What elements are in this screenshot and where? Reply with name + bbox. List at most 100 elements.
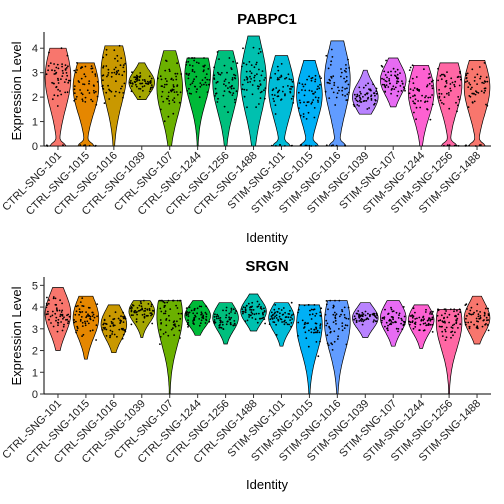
data-point	[365, 99, 368, 102]
data-point	[431, 103, 434, 106]
data-point	[483, 314, 486, 317]
data-point	[411, 321, 414, 324]
data-point	[456, 110, 458, 113]
data-point	[424, 311, 427, 313]
data-point	[273, 317, 276, 319]
data-point	[205, 313, 208, 316]
data-point	[199, 85, 202, 88]
data-point	[465, 74, 468, 77]
data-point	[366, 98, 369, 100]
data-point	[82, 333, 85, 336]
data-point	[187, 326, 189, 328]
data-point	[280, 309, 283, 311]
data-point	[191, 70, 194, 72]
data-point	[57, 67, 60, 70]
data-point	[47, 313, 49, 315]
data-point	[297, 311, 299, 314]
data-point	[288, 78, 291, 80]
data-point	[173, 91, 176, 93]
data-point	[202, 65, 205, 67]
data-point	[487, 307, 489, 310]
data-point	[73, 88, 76, 91]
data-point	[274, 315, 276, 318]
data-point	[150, 86, 152, 89]
data-point	[360, 317, 363, 320]
data-point	[356, 104, 359, 106]
data-point	[284, 93, 286, 96]
data-point	[392, 310, 395, 312]
data-point	[390, 308, 393, 311]
violin	[44, 287, 72, 351]
data-point	[425, 308, 427, 311]
data-point	[228, 312, 231, 315]
data-point	[56, 330, 59, 333]
data-point	[96, 303, 99, 305]
data-point	[62, 317, 64, 320]
x-axis: CTRL-SNG-101CTRL-SNG-1015CTRL-SNG-1016CT…	[0, 145, 491, 218]
data-point	[356, 100, 359, 103]
data-point	[331, 343, 334, 346]
data-point	[304, 83, 307, 86]
data-point	[270, 311, 273, 314]
data-point	[396, 68, 399, 71]
data-point	[161, 85, 164, 88]
data-point	[483, 319, 485, 321]
data-point	[242, 310, 245, 313]
data-point	[282, 307, 285, 309]
data-point	[67, 313, 70, 316]
data-point	[188, 311, 191, 314]
violin-points	[464, 62, 489, 147]
data-point	[228, 57, 231, 59]
data-point	[409, 315, 412, 317]
data-point	[116, 54, 119, 57]
violin-points	[45, 47, 71, 147]
data-point	[338, 328, 340, 330]
data-point	[469, 309, 472, 312]
data-point	[218, 58, 220, 60]
data-point	[347, 306, 350, 309]
violin	[72, 295, 100, 360]
violin	[268, 55, 295, 147]
data-point	[314, 74, 317, 77]
data-point	[449, 87, 452, 90]
data-point	[289, 319, 291, 321]
data-point	[142, 321, 145, 323]
data-point	[167, 91, 170, 94]
data-point	[314, 96, 317, 99]
data-point	[453, 308, 456, 311]
data-point	[429, 76, 431, 79]
data-point	[370, 97, 373, 100]
data-point	[135, 320, 138, 323]
data-point	[103, 328, 106, 330]
data-point	[90, 98, 92, 101]
data-point	[459, 76, 462, 78]
data-point	[52, 297, 55, 300]
data-point	[62, 72, 64, 74]
data-point	[456, 317, 459, 320]
data-point	[464, 144, 467, 147]
data-point	[118, 328, 121, 331]
data-point	[465, 317, 467, 320]
data-point	[454, 80, 457, 83]
data-point	[56, 105, 59, 107]
data-point	[76, 329, 78, 332]
data-point	[75, 305, 78, 308]
data-point	[132, 304, 135, 307]
data-point	[430, 313, 433, 315]
data-point	[254, 318, 257, 321]
data-point	[91, 71, 94, 73]
violin	[100, 45, 128, 147]
data-point	[305, 337, 308, 340]
data-point	[162, 333, 165, 335]
data-point	[244, 311, 247, 314]
data-point	[310, 145, 313, 147]
data-point	[392, 321, 394, 324]
data-point	[418, 90, 420, 92]
data-point	[411, 64, 414, 67]
data-point	[146, 308, 149, 311]
data-point	[78, 310, 81, 313]
data-point	[453, 144, 456, 147]
data-point	[246, 319, 249, 322]
data-point	[366, 93, 369, 95]
data-point	[484, 80, 487, 83]
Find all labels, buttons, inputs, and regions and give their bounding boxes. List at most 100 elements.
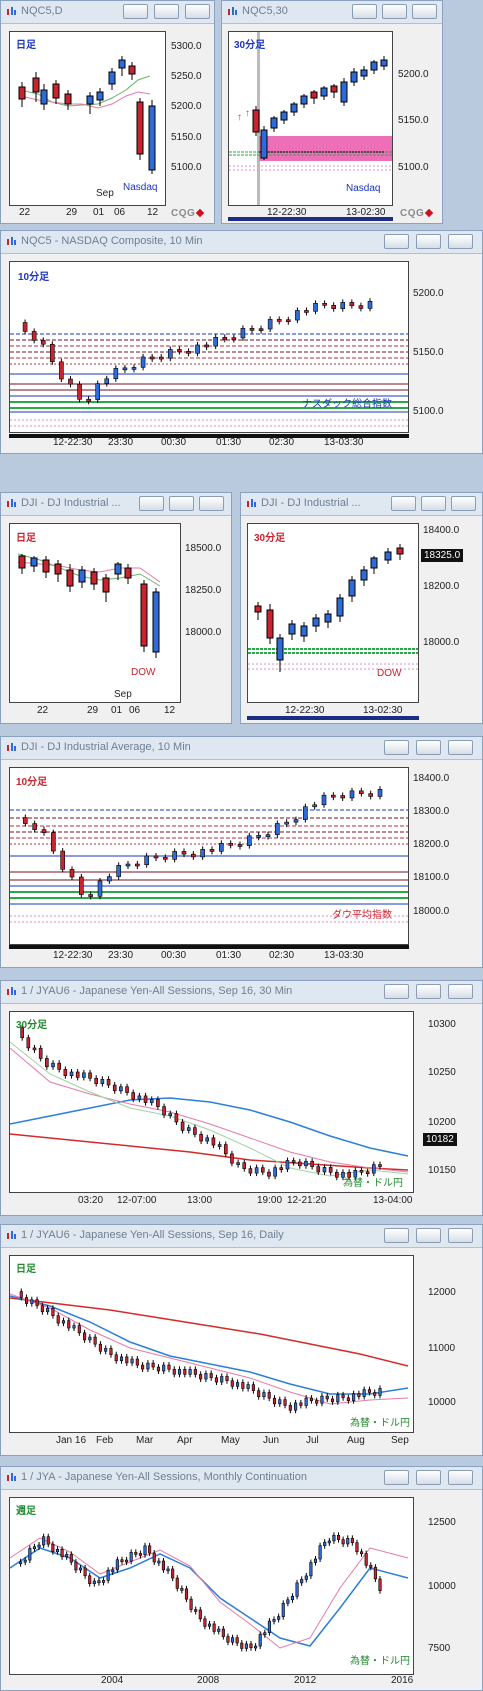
close-button[interactable] [448, 740, 473, 755]
window-title: DJI - DJ Industrial ... [261, 497, 361, 509]
close-button[interactable] [451, 496, 476, 511]
maximize-button[interactable] [416, 1470, 441, 1485]
x-tick: 19:00 [257, 1195, 283, 1206]
x-tick: 00:30 [161, 950, 187, 961]
y-tick: 18300.0 [413, 806, 450, 817]
close-button[interactable] [412, 4, 437, 19]
candle [359, 1170, 364, 1173]
y-tick: 18000.0 [413, 906, 450, 917]
minimize-button[interactable] [384, 740, 409, 755]
title-bar[interactable]: NQC5 - NASDAQ Composite, 10 Min [1, 231, 482, 254]
close-button[interactable] [199, 496, 224, 511]
x-tick: 29 [66, 207, 78, 218]
candle [195, 344, 200, 354]
x-tick: Sep [391, 1435, 409, 1446]
price-chart[interactable]: 週足 為替・ドル円 [9, 1497, 414, 1675]
window-title: NQC5 - NASDAQ Composite, 10 Min [21, 235, 203, 247]
candle [310, 1160, 314, 1167]
window-title: NQC5,30 [242, 5, 288, 17]
close-button[interactable] [185, 4, 210, 19]
minimize-button[interactable] [384, 1228, 409, 1243]
minimize-button[interactable] [352, 4, 377, 19]
maximize-button[interactable] [421, 496, 446, 511]
candle [352, 1393, 356, 1401]
maximize-button[interactable] [382, 4, 407, 19]
price-chart[interactable]: 日足 為替・ドル円 [9, 1255, 414, 1433]
candle [77, 1325, 81, 1334]
price-chart[interactable]: ↑ ↑ 30分足 Nasdaq [228, 31, 393, 206]
candle [272, 1397, 277, 1405]
close-button[interactable] [448, 1228, 473, 1243]
price-chart[interactable]: 日足 DOW [9, 523, 181, 703]
chart-window-nqc5-daily[interactable]: NQC5,D 日足 Nasdaq 5300.0 5250.0 5200.0 51… [0, 0, 215, 224]
candle [98, 1343, 102, 1352]
candle [258, 328, 264, 331]
minimize-button[interactable] [139, 496, 164, 511]
minimize-button[interactable] [384, 984, 409, 999]
chart-window-jyau6-30min[interactable]: 1 / JYAU6 - Japanese Yen-All Sessions, S… [0, 980, 483, 1216]
maximize-button[interactable] [416, 1228, 441, 1243]
chart-window-dji-daily[interactable]: DJI - DJ Industrial ... 日足 DOW 18500.0 1… [0, 492, 232, 724]
price-chart[interactable]: 10分足 ダウ平均指数 [9, 767, 409, 945]
minimize-button[interactable] [384, 234, 409, 249]
chart-window-dji-30min[interactable]: DJI - DJ Industrial ... 30分足 DOW 1840 [240, 492, 483, 724]
minimize-button[interactable] [391, 496, 416, 511]
close-button[interactable] [448, 234, 473, 249]
scroll-bar[interactable] [228, 217, 393, 221]
title-bar[interactable]: NQC5,D [1, 1, 214, 24]
candle [262, 1392, 266, 1397]
candle [313, 1558, 318, 1563]
candle [191, 853, 196, 858]
close-button[interactable] [448, 1470, 473, 1485]
title-bar[interactable]: DJI - DJ Industrial ... [1, 493, 231, 516]
title-bar[interactable]: 1 / JYAU6 - Japanese Yen-All Sessions, S… [1, 981, 482, 1004]
maximize-button[interactable] [154, 4, 179, 19]
candle [157, 1560, 161, 1564]
title-bar[interactable]: NQC5,30 [222, 1, 442, 24]
candle [341, 1539, 345, 1545]
candle [316, 1166, 321, 1173]
candle [367, 1389, 371, 1393]
title-bar[interactable]: DJI - DJ Industrial ... [241, 493, 482, 516]
chart-window-dji-10min[interactable]: DJI - DJ Industrial Average, 10 Min 10分足… [0, 736, 483, 968]
price-chart[interactable]: 30分足 DOW [247, 523, 419, 703]
instrument-label: DOW [131, 667, 156, 678]
title-bar[interactable]: DJI - DJ Industrial Average, 10 Min [1, 737, 482, 760]
price-chart[interactable]: 日足 Nasdaq [9, 31, 166, 206]
chart-canvas [18, 56, 156, 174]
title-bar[interactable]: 1 / JYAU6 - Japanese Yen-All Sessions, S… [1, 1225, 482, 1248]
price-chart[interactable]: 10分足 ナスダック総合指数 [9, 261, 409, 433]
candle [74, 1561, 78, 1571]
candle [322, 303, 327, 306]
candle [122, 367, 128, 371]
y-tick: 10200 [428, 1117, 456, 1128]
chart-window-jyau6-daily[interactable]: 1 / JYAU6 - Japanese Yen-All Sessions, S… [0, 1224, 483, 1456]
close-button[interactable] [448, 984, 473, 999]
candle [304, 1575, 308, 1580]
title-bar[interactable]: 1 / JYA - Japanese Yen-All Sessions, Mon… [1, 1467, 482, 1490]
scroll-bar[interactable] [247, 716, 419, 720]
minimize-button[interactable] [384, 1470, 409, 1485]
chart-window-nqc5-30min[interactable]: NQC5,30 ↑ ↑ 3 [221, 0, 443, 224]
candle [77, 383, 82, 400]
instrument-label: 為替・ドル円 [350, 1656, 410, 1667]
maximize-button[interactable] [416, 984, 441, 999]
chart-window-jya-monthly[interactable]: 1 / JYA - Japanese Yen-All Sessions, Mon… [0, 1466, 483, 1691]
candle [212, 1623, 216, 1632]
candle [186, 351, 191, 354]
timeframe-label: 30分足 [254, 533, 286, 544]
chart-window-nqc5-10min[interactable]: NQC5 - NASDAQ Composite, 10 Min 10分足 ナスダ… [0, 230, 483, 454]
maximize-button[interactable] [169, 496, 194, 511]
candle [134, 1552, 138, 1555]
candle [194, 1609, 198, 1612]
maximize-button[interactable] [416, 740, 441, 755]
y-tick: 10150 [428, 1165, 456, 1176]
x-tick: Mar [136, 1435, 154, 1446]
candle [249, 1643, 253, 1649]
x-axis-bar [9, 434, 409, 438]
price-chart[interactable]: 30分足 為替・ドル円 [9, 1011, 414, 1193]
svg-text:↑: ↑ [237, 112, 242, 123]
minimize-button[interactable] [123, 4, 148, 19]
candle [217, 1628, 221, 1632]
maximize-button[interactable] [416, 234, 441, 249]
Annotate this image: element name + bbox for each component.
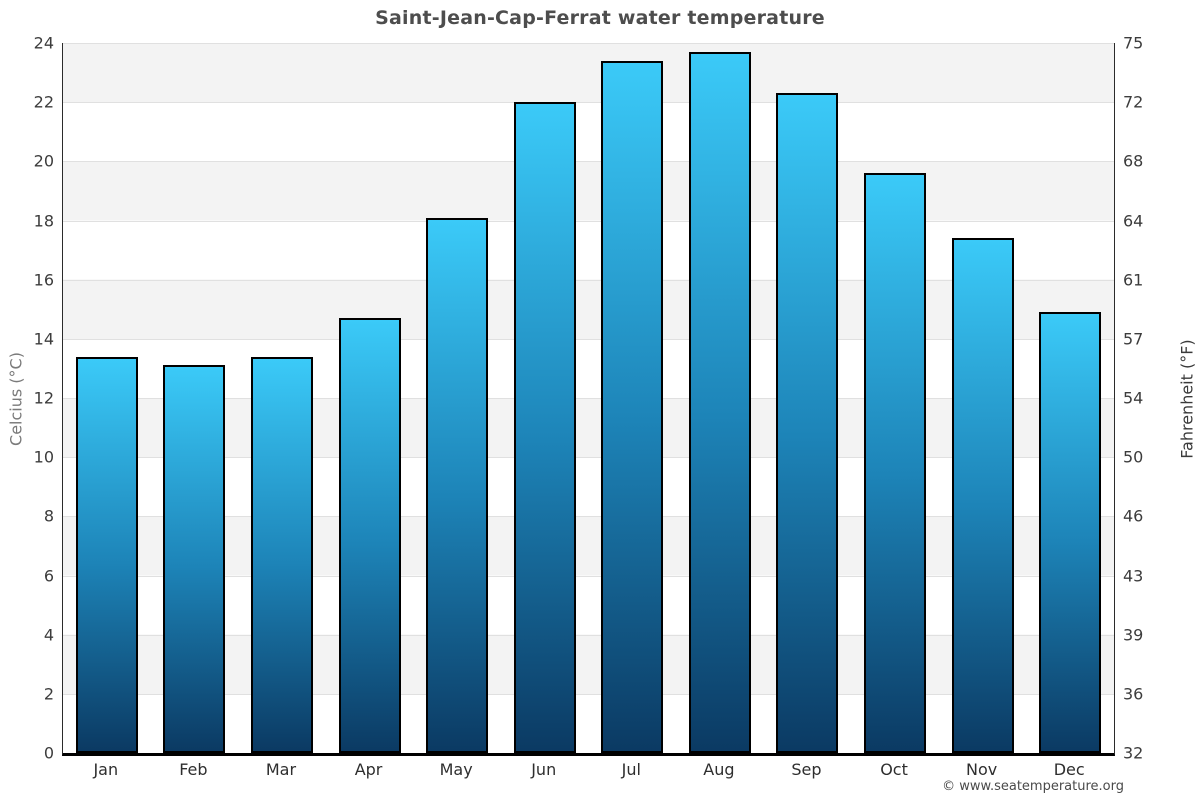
bar-nov [951, 238, 1014, 753]
x-tick-aug: Aug [703, 760, 735, 779]
bar-jul [601, 60, 664, 753]
x-tick-feb: Feb [179, 760, 208, 779]
bar-oct [864, 173, 927, 753]
gridline [63, 220, 1114, 222]
gridline [63, 693, 1114, 695]
y-tick-celsius: 14 [33, 329, 54, 349]
y-tick-celsius: 18 [33, 211, 54, 230]
y-tick-fahrenheit: 46 [1123, 506, 1144, 526]
y-tick-fahrenheit: 32 [1123, 743, 1144, 763]
gridline [63, 634, 1114, 636]
y-axis-left-ticks: 0 2 4 6 8 10 12 14 16 18 20 22 24 [0, 34, 62, 763]
y-tick-celsius: 2 [43, 684, 54, 704]
bar-jan [75, 356, 138, 753]
y-axis-title-right: Fahrenheit (°F) [1177, 339, 1197, 459]
gridline [63, 161, 1114, 163]
y-tick-fahrenheit: 72 [1123, 92, 1144, 112]
bar-dec [1039, 312, 1102, 753]
x-tick-oct: Oct [880, 760, 908, 779]
y-axis-title-left: Celcius (°C) [6, 352, 26, 446]
gridline [63, 516, 1114, 518]
y-tick-celsius: 6 [43, 566, 54, 585]
y-tick-fahrenheit: 50 [1123, 447, 1144, 467]
gridline [63, 575, 1114, 577]
bar-mar [250, 356, 313, 753]
x-tick-apr: Apr [354, 760, 383, 779]
x-tick-jun: Jun [531, 760, 557, 779]
x-tick-may: May [439, 760, 473, 779]
x-tick-dec: Dec [1053, 760, 1085, 779]
x-tick-mar: Mar [265, 760, 297, 779]
gridline [63, 338, 1114, 340]
y-axis-right-ticks: 32 36 39 43 46 50 54 57 61 64 68 72 75 [1114, 34, 1200, 763]
copyright-text: © www.seatemperature.org [942, 779, 1124, 794]
x-tick-sep: Sep [791, 760, 822, 779]
gridline [63, 457, 1114, 459]
y-tick-fahrenheit: 75 [1123, 33, 1144, 53]
x-tick-jan: Jan [93, 760, 119, 779]
y-tick-fahrenheit: 61 [1123, 270, 1144, 290]
y-tick-fahrenheit: 43 [1123, 566, 1144, 585]
y-tick-fahrenheit: 36 [1123, 684, 1144, 704]
y-tick-fahrenheit: 64 [1123, 211, 1144, 230]
y-tick-celsius: 16 [33, 270, 54, 290]
y-tick-celsius: 4 [43, 625, 54, 645]
bar-jun [513, 102, 576, 753]
y-tick-celsius: 20 [33, 151, 54, 171]
chart-title: Saint-Jean-Cap-Ferrat water temperature [375, 7, 825, 29]
bar-may [426, 217, 489, 753]
bar-feb [163, 365, 226, 753]
y-tick-celsius: 12 [33, 388, 54, 408]
x-tick-nov: Nov [966, 760, 998, 779]
y-tick-celsius: 10 [33, 447, 54, 467]
y-tick-fahrenheit: 54 [1123, 388, 1144, 408]
y-tick-fahrenheit: 39 [1123, 625, 1144, 645]
bar-sep [776, 93, 839, 753]
gridline [63, 279, 1114, 281]
y-tick-celsius: 22 [33, 92, 54, 112]
y-tick-fahrenheit: 68 [1123, 151, 1144, 171]
gridline [63, 398, 1114, 399]
gridline [63, 43, 1114, 44]
y-tick-celsius: 24 [33, 33, 54, 53]
gridline [63, 102, 1114, 104]
plot-area [62, 43, 1115, 756]
y-tick-celsius: 8 [43, 506, 54, 526]
y-tick-celsius: 0 [43, 743, 54, 763]
x-axis-ticks: Jan Feb Mar Apr May Jun Jul Aug Sep Oct Nov Dec [62, 760, 1113, 784]
y-tick-fahrenheit: 57 [1123, 329, 1144, 349]
bar-apr [338, 318, 401, 753]
bar-aug [688, 51, 751, 753]
x-tick-jul: Jul [621, 760, 641, 779]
· · ·
:: 任务要求 ::
请修改从含有“99, 368, 102]”的那一行到含有“67, 60, 70]”的那一行之间的条目，把“data-point”一律换成“point”，其余不变，只输出这些行。

:: 预期输出 ::
point	[365, 99, 368, 102]
point	[431, 103, 434, 106]
point	[483, 314, 486, 317]
point	[411, 321, 414, 324]
point	[456, 110, 458, 113]
point	[424, 311, 427, 313]
point	[273, 317, 276, 319]
point	[205, 313, 208, 316]
point	[199, 85, 202, 88]
point	[465, 74, 468, 77]
point	[366, 98, 369, 100]
point	[82, 333, 85, 336]
point	[187, 326, 189, 328]
point	[280, 309, 283, 311]
point	[191, 70, 194, 72]
point	[57, 67, 60, 70]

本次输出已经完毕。